**WRITTEN INSTRUCTION:** State how many lines hold the word "입력해주세요", with no other words.

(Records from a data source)
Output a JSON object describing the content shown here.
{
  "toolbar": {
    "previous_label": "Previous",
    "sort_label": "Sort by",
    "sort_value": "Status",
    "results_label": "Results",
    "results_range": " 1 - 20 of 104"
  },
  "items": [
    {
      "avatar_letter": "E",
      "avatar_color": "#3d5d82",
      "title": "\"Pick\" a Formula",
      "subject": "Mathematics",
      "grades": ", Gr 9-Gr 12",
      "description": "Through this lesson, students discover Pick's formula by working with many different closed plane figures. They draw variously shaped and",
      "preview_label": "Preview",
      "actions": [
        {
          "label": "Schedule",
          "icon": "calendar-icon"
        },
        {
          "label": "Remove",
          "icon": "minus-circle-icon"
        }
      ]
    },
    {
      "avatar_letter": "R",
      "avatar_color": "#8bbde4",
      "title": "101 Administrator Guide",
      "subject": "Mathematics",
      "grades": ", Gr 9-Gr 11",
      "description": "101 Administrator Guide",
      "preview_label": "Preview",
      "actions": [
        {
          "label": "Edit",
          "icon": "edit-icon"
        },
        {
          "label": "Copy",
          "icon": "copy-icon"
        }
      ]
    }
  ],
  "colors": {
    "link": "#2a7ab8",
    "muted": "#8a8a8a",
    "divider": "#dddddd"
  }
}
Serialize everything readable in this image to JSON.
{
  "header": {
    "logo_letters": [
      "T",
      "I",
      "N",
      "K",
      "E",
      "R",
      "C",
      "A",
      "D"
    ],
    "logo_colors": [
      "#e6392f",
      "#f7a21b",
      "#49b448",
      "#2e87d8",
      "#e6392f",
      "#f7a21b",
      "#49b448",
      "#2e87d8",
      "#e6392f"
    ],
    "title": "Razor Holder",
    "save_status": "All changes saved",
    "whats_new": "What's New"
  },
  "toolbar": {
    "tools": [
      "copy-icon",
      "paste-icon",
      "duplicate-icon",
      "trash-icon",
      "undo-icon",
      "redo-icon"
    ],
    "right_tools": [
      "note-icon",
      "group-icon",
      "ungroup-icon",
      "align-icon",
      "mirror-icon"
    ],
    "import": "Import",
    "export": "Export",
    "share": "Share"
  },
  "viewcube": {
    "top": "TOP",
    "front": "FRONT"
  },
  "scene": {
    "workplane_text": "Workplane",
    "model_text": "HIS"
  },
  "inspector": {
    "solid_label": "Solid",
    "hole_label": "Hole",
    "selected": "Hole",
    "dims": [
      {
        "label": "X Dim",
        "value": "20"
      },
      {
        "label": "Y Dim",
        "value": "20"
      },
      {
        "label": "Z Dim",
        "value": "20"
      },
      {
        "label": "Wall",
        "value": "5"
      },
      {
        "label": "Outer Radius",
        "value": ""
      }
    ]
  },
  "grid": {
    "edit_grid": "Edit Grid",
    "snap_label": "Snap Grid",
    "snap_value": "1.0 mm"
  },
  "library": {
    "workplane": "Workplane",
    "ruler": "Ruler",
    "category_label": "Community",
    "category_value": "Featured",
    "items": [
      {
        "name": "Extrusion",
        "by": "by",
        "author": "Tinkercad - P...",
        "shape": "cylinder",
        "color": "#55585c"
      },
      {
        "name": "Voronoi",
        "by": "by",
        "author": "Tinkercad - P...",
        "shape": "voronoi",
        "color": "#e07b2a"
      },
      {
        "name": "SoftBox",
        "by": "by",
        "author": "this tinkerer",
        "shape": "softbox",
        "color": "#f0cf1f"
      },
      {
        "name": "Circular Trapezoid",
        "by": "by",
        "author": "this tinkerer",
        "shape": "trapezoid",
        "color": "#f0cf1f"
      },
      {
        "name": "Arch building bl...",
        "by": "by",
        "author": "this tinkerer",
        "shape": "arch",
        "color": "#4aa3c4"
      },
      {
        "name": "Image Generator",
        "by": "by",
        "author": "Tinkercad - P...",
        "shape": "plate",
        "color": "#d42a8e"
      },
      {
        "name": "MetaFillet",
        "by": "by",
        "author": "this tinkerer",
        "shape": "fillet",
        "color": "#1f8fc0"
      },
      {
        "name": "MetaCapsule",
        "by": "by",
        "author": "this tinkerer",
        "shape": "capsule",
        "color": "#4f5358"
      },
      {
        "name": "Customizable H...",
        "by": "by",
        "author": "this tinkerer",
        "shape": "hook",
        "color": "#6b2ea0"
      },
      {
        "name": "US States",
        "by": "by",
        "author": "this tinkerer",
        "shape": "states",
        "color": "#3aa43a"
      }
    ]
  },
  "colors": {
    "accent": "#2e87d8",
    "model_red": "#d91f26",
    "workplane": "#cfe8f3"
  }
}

==

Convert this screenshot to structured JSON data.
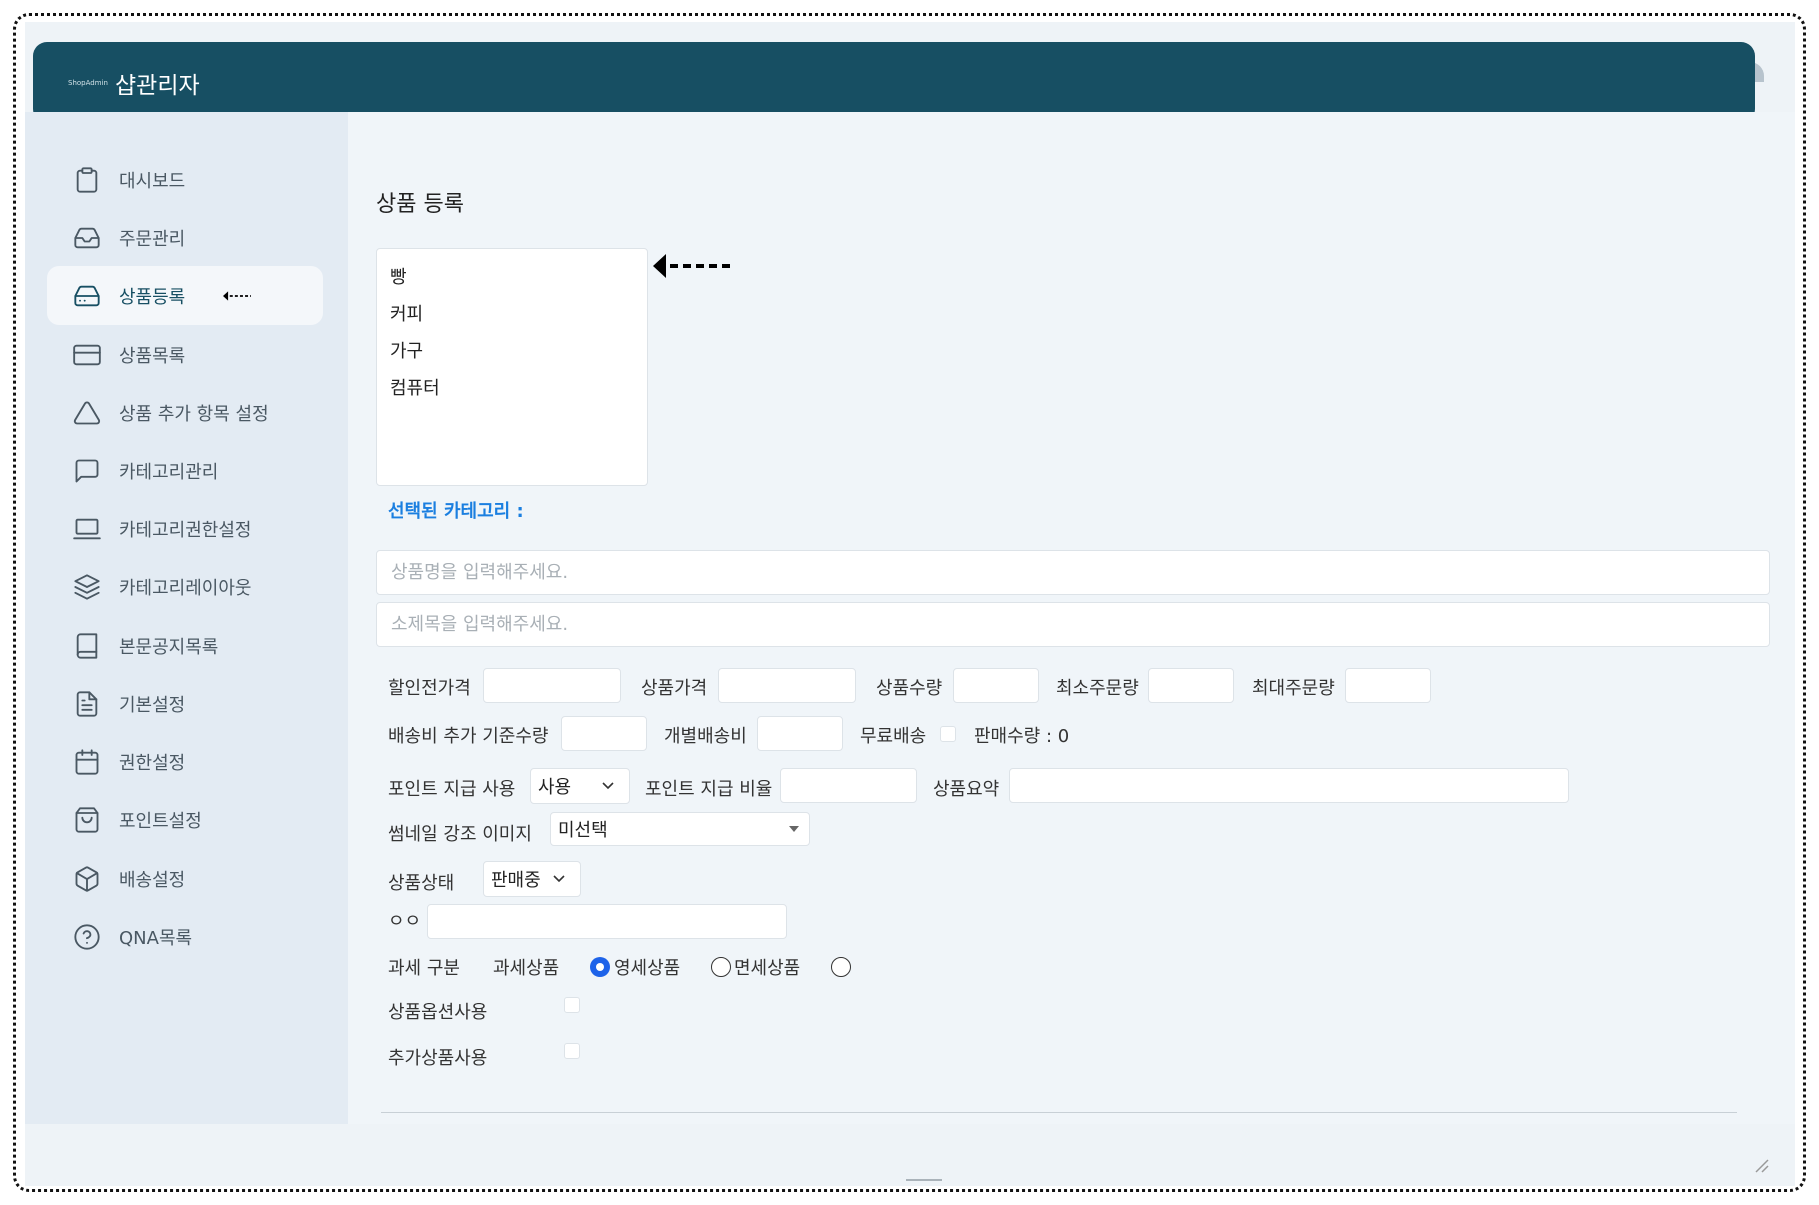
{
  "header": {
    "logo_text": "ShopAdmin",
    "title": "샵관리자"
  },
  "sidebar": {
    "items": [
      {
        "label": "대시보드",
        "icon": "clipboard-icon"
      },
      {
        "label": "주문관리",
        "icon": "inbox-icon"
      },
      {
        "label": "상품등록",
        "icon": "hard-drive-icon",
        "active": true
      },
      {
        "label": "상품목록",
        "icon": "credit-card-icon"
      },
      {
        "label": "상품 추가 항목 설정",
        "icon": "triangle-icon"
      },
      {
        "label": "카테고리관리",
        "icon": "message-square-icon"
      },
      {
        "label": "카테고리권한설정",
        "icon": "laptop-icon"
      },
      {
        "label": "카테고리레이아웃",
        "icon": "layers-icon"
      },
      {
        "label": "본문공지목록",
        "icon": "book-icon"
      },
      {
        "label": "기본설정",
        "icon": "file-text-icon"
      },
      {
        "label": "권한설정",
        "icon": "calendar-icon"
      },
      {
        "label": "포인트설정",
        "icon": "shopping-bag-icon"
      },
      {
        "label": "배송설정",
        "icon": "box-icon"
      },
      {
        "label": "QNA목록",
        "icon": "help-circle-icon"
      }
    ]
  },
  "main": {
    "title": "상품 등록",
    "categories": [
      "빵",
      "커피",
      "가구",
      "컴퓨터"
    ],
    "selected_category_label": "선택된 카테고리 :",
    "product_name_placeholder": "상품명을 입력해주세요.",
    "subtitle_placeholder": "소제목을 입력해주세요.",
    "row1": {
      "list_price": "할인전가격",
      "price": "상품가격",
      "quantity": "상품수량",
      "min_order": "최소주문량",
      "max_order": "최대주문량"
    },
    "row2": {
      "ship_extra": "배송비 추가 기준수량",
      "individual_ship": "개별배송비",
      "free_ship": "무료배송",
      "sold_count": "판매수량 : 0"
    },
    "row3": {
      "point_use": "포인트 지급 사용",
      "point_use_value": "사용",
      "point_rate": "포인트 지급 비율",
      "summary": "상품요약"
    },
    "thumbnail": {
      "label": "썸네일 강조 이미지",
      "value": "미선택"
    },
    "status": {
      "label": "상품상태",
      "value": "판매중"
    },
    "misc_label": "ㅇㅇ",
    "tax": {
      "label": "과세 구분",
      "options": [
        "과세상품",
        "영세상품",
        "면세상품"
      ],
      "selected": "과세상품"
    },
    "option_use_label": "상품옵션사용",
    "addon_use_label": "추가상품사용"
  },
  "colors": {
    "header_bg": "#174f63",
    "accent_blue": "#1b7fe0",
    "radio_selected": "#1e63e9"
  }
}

**WRITTEN SOLUTION:** 2